> **Work to be completed**:
Pull out every line below that holds the word "exercises".

-- Material to process start --

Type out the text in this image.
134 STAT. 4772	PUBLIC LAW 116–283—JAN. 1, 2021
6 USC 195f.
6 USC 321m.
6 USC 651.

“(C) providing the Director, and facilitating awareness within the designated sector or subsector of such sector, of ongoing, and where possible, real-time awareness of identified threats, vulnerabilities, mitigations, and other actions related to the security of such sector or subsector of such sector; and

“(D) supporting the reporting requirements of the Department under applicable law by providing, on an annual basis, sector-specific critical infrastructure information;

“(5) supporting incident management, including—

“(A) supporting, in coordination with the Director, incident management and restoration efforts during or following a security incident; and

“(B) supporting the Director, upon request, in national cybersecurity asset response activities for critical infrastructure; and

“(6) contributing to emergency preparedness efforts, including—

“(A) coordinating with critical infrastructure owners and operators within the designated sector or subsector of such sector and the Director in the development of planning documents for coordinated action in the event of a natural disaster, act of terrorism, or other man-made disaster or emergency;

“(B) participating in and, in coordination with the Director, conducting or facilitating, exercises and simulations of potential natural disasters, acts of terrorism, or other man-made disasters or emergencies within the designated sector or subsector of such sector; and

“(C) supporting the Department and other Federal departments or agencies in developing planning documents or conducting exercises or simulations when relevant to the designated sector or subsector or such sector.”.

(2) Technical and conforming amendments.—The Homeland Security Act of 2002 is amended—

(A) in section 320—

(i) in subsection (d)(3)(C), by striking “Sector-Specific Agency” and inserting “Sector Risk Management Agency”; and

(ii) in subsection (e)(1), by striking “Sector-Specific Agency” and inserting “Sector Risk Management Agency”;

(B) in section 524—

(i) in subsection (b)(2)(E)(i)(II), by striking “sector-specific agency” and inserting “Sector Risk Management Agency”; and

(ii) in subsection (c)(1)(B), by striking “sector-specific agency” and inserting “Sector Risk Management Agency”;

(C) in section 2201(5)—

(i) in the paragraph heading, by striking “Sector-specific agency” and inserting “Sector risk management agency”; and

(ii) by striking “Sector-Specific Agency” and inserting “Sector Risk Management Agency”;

-- Material to process end --

> **Expected answer**:
“(B) participating in and, in coordination with the Director, conducting or facilitating, exercises and simulations of potential natural disasters, acts of terrorism, or other man-made disasters or emergencies within the designated sector or subsector of such sector; and
“(C) supporting the Department and other Federal departments or agencies in developing planning documents or conducting exercises or simulations when relevant to the designated sector or subsector or such sector.”.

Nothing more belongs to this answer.